--- Start of ROWS ---
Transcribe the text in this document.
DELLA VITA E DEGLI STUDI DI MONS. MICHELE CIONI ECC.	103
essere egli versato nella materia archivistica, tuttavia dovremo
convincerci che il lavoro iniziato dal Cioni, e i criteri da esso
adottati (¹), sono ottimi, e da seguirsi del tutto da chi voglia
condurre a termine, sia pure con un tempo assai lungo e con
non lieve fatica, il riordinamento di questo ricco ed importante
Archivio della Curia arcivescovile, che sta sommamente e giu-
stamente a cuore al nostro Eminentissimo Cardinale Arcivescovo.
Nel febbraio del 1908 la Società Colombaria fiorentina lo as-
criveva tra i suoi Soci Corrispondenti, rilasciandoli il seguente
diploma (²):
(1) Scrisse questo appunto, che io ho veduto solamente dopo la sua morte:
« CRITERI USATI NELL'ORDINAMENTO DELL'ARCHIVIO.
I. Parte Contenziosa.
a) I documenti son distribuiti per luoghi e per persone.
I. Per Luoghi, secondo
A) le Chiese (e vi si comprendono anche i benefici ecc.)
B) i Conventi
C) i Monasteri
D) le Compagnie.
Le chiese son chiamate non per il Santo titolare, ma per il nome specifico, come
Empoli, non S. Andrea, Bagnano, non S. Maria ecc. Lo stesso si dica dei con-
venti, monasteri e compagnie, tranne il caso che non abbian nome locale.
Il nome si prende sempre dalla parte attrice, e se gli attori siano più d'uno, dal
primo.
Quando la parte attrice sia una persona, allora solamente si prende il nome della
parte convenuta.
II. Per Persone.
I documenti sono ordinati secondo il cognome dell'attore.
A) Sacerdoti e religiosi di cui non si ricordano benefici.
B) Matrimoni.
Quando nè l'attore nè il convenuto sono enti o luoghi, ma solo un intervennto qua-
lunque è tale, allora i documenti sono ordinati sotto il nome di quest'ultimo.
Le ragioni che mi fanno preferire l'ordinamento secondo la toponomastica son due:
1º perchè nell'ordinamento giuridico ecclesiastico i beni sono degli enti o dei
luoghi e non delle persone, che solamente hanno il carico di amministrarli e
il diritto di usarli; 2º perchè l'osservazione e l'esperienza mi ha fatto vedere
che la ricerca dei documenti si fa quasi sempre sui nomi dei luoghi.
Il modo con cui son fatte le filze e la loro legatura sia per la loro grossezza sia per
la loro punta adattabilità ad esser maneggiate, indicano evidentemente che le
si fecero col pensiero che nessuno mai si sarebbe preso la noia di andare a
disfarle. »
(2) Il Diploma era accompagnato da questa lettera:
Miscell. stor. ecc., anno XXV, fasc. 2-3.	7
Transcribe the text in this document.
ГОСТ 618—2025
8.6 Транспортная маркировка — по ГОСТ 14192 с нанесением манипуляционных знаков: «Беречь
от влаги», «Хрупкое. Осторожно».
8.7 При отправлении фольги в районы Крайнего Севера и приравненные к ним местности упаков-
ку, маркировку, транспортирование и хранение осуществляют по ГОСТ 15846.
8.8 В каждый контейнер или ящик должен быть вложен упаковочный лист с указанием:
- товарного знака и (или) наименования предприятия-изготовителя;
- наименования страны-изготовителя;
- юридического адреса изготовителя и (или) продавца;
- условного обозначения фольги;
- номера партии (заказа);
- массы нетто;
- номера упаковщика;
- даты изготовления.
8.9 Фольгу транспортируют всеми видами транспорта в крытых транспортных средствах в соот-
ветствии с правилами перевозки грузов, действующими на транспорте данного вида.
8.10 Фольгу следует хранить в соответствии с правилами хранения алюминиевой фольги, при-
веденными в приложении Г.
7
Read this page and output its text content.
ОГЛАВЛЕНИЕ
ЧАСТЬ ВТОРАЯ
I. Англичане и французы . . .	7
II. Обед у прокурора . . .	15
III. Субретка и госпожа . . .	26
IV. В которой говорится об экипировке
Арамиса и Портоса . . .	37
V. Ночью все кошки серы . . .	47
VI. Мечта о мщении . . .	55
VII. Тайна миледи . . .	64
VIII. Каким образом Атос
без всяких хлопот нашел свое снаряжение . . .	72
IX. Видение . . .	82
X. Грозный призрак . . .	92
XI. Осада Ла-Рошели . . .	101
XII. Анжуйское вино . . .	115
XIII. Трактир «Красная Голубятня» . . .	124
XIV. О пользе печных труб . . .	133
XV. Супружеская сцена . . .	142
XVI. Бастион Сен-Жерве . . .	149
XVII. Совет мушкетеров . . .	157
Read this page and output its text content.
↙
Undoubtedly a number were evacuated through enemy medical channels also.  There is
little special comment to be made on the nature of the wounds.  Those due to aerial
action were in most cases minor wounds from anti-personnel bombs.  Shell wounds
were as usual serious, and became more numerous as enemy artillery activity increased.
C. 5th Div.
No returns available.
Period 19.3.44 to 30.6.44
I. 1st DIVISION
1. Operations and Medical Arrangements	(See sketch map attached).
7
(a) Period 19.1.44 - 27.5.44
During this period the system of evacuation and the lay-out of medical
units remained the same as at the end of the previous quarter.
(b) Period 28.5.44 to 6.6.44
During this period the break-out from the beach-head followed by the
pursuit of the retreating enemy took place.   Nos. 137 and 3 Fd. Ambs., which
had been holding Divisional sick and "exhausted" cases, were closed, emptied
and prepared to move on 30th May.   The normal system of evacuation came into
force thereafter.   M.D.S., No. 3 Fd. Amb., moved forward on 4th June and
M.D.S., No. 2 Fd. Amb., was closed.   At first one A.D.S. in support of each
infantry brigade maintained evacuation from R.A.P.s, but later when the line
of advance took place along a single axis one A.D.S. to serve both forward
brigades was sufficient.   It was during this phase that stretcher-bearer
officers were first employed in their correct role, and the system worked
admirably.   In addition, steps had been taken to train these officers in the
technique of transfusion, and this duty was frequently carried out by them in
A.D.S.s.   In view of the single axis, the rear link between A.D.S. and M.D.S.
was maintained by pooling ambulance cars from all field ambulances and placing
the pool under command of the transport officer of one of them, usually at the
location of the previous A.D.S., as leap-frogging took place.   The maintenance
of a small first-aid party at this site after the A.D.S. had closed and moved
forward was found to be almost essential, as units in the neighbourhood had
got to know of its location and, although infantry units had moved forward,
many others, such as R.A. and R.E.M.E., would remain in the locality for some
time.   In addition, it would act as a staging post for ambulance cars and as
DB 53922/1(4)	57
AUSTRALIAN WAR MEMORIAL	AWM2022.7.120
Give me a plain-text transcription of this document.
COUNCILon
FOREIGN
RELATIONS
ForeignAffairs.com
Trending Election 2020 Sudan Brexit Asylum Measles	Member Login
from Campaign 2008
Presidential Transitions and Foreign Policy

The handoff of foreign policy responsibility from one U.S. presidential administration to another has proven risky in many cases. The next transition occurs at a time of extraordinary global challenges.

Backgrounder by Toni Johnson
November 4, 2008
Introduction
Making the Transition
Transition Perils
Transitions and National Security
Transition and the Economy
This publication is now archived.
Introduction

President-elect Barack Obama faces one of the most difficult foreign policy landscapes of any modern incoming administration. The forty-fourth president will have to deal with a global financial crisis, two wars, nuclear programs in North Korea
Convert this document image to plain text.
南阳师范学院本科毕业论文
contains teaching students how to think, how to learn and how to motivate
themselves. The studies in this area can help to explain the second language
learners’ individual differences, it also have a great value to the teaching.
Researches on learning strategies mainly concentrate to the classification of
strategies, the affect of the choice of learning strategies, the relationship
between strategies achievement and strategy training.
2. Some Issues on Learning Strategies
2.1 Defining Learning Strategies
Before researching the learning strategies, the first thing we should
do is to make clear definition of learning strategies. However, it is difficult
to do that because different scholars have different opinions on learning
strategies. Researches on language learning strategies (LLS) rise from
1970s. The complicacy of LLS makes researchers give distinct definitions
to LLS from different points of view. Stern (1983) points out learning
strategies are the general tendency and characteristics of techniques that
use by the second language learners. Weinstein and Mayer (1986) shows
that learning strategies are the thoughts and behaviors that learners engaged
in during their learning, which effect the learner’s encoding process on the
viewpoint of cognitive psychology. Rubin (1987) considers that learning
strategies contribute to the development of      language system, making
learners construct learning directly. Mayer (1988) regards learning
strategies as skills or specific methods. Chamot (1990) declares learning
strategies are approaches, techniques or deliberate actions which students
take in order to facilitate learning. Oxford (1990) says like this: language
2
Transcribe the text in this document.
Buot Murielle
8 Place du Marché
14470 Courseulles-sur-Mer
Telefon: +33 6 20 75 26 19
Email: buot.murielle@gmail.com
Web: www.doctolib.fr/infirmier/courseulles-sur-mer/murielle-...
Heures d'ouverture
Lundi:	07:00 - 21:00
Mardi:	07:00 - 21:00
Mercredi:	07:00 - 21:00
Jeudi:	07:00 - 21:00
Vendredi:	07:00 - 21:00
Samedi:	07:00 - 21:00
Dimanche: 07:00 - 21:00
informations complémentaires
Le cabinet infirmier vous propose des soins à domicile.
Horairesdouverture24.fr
--- End of ROWS ---
SET TASK:
Reproduce each line of the material containing the word "system".

RIGHT ANSWER:
During this period the system of evacuation and the lay-out of medical
and prepared to move on 30th May.   The normal system of evacuation came into
officers were first employed in their correct role, and the system worked
strategies contribute to the development of      language system, making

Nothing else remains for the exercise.